• Task to carry out
Answer these questions from the American Diabetes Month text:
(a) Which organization sponsors American Diabetes Month, and in which month is it held?
(b) What topic does ODPHP's eLearning course for providers cover?
(c) In what year was Luke Gellar diagnosed with type 2 diabetes?

• Text section
────────────────────────────────────────

American Diabetes Month: Shared Decision Making in Action

By Christopher St. Clair, PharmD, ORISE Fellow and Clydette Powell, MD, MPH, FAAP, Director, Division of Health Care Quality, ODPHP

sdmm-overviewEach November, the American Diabetes Association (ADA) sponsors American Diabetes Month — a time for us to come together to help realize ADA’s vision of a life free of diabetes and its burdens.

As part of our participation in American Diabetes Month, we’ve posted resources to help raise awareness about diabetes and encouraged health care providers to help patients with prediabetes and diabetes boost their physical activity. This week, we want to share ODPHP’s eLearning course for providers on preventing adverse drug events (ADEs) in people with diabetes — and talk about one of its main components: shared decision making.

Shared decision making is a patient-centered care communication strategy that encourages providers to inform patients about their options and then involve them in medical decisions — and it’s a key strategy for preventing hypoglycemic ADEs. That’s because applying a shared decision-making process to diabetes care results in individualized glycemic target setting — treatment is based on evidence-based guidelines and patients’ values and preferences.

When patients play an active role in setting their treatment plan, they’re more likely to follow through with it. That’s certainly been the case for Luke Gellar,* who was diagnosed with type 2 diabetes in 2005. We spoke with Gellar recently about the role shared decision making plays in his care. Gellar looks at his relationship with his primary care provider as a partnership — and he says this approach has made all the difference.

────────────────────────────────────────

• Recorded data
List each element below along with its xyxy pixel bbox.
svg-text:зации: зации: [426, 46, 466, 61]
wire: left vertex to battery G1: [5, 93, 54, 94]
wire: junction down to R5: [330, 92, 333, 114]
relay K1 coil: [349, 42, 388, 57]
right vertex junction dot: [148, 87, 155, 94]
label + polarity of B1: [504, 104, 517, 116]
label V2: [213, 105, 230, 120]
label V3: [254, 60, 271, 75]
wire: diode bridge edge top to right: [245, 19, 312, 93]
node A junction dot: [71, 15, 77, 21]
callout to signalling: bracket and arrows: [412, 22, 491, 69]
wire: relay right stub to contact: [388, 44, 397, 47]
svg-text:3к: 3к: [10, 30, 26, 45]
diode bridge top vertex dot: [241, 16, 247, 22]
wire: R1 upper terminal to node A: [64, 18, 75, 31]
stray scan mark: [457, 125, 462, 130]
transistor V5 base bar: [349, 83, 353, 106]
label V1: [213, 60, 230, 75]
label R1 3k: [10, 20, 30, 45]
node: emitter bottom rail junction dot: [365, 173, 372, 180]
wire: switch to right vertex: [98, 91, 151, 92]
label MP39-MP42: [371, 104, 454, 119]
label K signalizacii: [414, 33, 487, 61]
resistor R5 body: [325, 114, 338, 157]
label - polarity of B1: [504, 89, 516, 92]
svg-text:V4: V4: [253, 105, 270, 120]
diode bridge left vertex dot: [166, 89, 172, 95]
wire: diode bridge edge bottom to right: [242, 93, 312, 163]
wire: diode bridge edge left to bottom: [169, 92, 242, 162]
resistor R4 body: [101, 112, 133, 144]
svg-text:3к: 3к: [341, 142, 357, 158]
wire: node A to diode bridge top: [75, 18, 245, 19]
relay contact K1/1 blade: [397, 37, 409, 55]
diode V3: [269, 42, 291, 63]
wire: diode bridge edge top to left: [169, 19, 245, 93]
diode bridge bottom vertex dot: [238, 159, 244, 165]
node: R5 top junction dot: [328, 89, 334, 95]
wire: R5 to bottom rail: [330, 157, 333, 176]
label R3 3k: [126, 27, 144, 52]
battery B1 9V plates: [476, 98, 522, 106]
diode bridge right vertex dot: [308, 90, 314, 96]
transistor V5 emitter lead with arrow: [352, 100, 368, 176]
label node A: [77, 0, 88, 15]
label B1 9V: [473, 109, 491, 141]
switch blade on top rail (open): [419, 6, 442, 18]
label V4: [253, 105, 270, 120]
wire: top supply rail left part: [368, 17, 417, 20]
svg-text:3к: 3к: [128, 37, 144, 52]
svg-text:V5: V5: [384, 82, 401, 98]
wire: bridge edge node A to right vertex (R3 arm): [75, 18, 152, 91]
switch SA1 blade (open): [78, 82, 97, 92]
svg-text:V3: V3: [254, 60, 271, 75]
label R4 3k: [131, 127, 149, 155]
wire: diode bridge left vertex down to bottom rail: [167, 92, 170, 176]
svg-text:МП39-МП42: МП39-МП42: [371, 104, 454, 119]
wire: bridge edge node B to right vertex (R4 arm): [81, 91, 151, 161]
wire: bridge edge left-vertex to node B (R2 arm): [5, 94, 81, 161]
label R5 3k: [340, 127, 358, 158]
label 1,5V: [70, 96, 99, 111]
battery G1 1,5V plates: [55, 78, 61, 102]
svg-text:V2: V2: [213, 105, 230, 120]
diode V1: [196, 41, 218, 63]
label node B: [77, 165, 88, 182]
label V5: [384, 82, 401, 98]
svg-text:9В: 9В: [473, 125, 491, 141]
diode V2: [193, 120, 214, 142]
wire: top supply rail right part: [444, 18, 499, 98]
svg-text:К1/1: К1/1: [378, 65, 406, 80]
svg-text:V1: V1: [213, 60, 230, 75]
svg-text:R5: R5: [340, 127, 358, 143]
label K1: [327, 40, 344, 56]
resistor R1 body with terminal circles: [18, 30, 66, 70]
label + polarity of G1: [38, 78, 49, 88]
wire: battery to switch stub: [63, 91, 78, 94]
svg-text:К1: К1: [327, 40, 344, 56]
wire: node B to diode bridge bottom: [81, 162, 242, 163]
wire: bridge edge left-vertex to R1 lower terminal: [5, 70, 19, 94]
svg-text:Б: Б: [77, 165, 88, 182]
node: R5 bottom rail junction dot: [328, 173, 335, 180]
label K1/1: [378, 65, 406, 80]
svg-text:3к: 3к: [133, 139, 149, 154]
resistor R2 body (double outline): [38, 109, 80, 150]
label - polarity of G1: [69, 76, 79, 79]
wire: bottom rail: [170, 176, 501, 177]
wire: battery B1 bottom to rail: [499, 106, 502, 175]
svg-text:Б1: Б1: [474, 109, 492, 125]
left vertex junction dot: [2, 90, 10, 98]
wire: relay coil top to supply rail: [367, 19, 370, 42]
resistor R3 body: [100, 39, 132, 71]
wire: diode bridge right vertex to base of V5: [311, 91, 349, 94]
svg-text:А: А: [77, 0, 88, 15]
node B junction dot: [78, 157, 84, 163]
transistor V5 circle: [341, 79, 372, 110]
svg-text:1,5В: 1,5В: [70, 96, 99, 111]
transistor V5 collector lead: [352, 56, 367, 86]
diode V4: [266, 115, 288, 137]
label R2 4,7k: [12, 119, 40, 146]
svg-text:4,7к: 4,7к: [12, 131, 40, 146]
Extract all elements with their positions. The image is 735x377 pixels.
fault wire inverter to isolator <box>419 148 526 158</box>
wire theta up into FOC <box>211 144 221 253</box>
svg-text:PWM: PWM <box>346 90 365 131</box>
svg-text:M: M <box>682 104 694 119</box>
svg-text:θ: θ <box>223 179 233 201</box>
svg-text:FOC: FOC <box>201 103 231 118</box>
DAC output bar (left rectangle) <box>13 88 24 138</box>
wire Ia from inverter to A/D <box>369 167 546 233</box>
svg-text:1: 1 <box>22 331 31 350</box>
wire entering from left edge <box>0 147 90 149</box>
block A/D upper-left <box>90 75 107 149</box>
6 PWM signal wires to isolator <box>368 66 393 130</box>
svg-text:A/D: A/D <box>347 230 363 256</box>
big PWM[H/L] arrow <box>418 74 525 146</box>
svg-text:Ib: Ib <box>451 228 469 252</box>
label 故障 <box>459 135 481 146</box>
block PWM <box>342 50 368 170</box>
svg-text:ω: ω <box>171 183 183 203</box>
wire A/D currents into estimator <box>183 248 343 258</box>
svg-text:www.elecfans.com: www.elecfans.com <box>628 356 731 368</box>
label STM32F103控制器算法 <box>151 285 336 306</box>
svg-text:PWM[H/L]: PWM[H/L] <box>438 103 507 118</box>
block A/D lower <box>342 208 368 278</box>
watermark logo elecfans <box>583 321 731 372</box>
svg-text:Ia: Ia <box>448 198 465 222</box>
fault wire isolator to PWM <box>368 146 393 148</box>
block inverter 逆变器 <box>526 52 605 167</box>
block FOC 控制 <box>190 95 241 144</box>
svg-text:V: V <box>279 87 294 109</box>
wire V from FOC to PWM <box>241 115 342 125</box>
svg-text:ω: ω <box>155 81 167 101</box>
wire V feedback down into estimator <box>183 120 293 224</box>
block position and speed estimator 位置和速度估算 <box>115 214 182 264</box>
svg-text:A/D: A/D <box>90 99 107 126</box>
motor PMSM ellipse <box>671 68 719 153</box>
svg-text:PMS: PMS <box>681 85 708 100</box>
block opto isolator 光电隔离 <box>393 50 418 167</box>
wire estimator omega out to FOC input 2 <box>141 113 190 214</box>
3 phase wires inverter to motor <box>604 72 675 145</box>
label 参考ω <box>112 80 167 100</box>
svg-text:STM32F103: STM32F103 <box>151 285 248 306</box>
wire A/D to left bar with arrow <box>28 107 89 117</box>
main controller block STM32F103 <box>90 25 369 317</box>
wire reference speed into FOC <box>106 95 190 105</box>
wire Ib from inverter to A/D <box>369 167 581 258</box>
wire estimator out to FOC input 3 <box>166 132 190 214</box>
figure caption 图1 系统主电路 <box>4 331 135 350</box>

────────────────────────────────────────

• Exercise output
(a) The American Diabetes Association (ADA) sponsors it each November.
(b) Preventing adverse drug events (ADEs) in people with diabetes.
(c) 2005.